Segment Start: PASSAGE FOR REVIEW
Thursday, August 02, 2007

Hills of beans


"Maxibel" haricot vert and Roma

Hardcore food processing has begun. The picture shows--and I am such a geek I weighed them--about 5.25 pounds of the skinny beans and 1.75 pounds of the fat ones (after processing). Beans get tipped and tailed, cut (sometimes), blanched, cooled, bagged and sealed with a FoodSaver, then put into the deep-freeze. This should last us a while.

I'm pleased with the haricot vert variety this year. VERY productive plants, and the beans don't get fat and lumpy. My usual rule is "do not sit down" when doing anything in the garden: you tend to get planted yourself. Each bush plant, though, was so laden with these beans I had to break my cardinal rule. The Romas are my favorite, and are great, especially, in minestrone. (Coincidentally, I made and processed about two gallons of that soup yesterday. It's also in the deep freeze, though I suppose I could've canned it.)

Earlier, I had mentioned how I have to relearn how long things take: initially, it is a shock to the system. Now, though, it is meditative, this "work." But frankly, I was so overwhelmed by the bean-y bounty I enlisted my husband's help! (Thanks, man.)

Today, it's corn, and Saturday, it's peaches. Yum!

3 comments:

Anonymous said...

Your use of the FoodSaver prompted my wife to consider one. She asked a couple of questions. Is there any taste in the stored food that can be associated with the FoodSaver bags?
Are ZipLock bags more environmentally friendly because they can be washed (I hate that job) and reused. I don't reuse ones that stored meat.

El said...
Segment End: PASSAGE FOR REVIEW
> [WHAT YOU WILL DO]:
1. How many pounds of the skinny beans does the post about preserving beans say were weighed after processing?
2. Extend the post about preserving beans, picking up right after its final line.
Segment Start: INFORMATION SHOWN
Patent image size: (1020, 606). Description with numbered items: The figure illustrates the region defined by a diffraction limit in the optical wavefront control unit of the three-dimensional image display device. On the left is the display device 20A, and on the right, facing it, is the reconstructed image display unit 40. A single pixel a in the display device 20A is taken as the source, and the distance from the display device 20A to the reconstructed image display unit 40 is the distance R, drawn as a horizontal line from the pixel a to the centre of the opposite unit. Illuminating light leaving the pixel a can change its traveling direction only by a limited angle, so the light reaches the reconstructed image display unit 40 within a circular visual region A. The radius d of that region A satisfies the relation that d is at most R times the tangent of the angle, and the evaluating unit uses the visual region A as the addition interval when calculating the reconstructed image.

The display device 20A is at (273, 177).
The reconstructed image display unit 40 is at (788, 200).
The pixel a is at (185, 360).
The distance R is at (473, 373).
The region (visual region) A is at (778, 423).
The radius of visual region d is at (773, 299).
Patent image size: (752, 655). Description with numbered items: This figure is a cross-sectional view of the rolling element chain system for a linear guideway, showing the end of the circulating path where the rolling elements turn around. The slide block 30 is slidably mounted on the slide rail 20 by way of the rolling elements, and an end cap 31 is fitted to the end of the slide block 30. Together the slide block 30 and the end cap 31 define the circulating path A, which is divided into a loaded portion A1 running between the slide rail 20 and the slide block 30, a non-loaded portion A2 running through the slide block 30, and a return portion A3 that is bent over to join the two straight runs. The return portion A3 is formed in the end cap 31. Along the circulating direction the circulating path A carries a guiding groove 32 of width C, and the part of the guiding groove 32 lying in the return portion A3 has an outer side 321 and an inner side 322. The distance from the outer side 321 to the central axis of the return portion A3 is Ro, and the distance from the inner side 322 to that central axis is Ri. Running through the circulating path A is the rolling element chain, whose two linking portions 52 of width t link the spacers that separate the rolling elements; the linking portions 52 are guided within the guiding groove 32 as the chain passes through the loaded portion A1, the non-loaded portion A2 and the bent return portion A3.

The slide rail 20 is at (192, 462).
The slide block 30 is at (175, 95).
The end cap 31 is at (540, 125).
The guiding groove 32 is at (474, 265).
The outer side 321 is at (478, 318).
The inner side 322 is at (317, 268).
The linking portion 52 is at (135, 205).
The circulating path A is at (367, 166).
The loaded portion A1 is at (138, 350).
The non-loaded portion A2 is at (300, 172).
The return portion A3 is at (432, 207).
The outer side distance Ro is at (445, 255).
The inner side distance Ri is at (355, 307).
Segment End: INFORMATION SHOWN
> [ANSWERS TO THE EXERCISES]:
1. About 5.25 pounds.

2.
Don,

The FoodSaver bags are a lot thicker than freezer-type ZipLock bags, and we have noticed no aftertaste in them at all. They're made of fairly stable plastic: they're supposedly safe for use to boil/heat the food. (I don't do that; I'll bring the bags up from the freezer and thaw them in the fridge, then reheat the contents in a pan.) Environmentally friendly? I consider plastic to be very similar to nuclear waste: it will be around LONG after we are gone. Whether I am adding to the problem by using FoodSaver bags is tricky. We are not plastics consumers. We don't use ziplock bags, or buy plastic bags at all. We don't buy prepackaged food period, as we get most food in bulk (with reused cloth bags where possible). We do have sandwich bags made of wax paper, though.

The vacuum seal created by the FoodSaver and other machines like it does reduce the incidence of ice crystals in long-frozen food to near zero. Tom uses it to marinate his (nonfrozen) meat (there's a plastic tub for this). Some foods are just "better" simply frozen, and the greenbeans qualify. We also buy coffee in ridiculously large quantities, and we freeze it by the 5-lb bag.

I would recommend it over simply using freezer ziplock bags, as the vacuum is a great feature.

Hope that helps!

Anonymous said...

el

Thanks for the comments. I will pass them on to my wife. Still plan to make a trip to Journeyman this fall.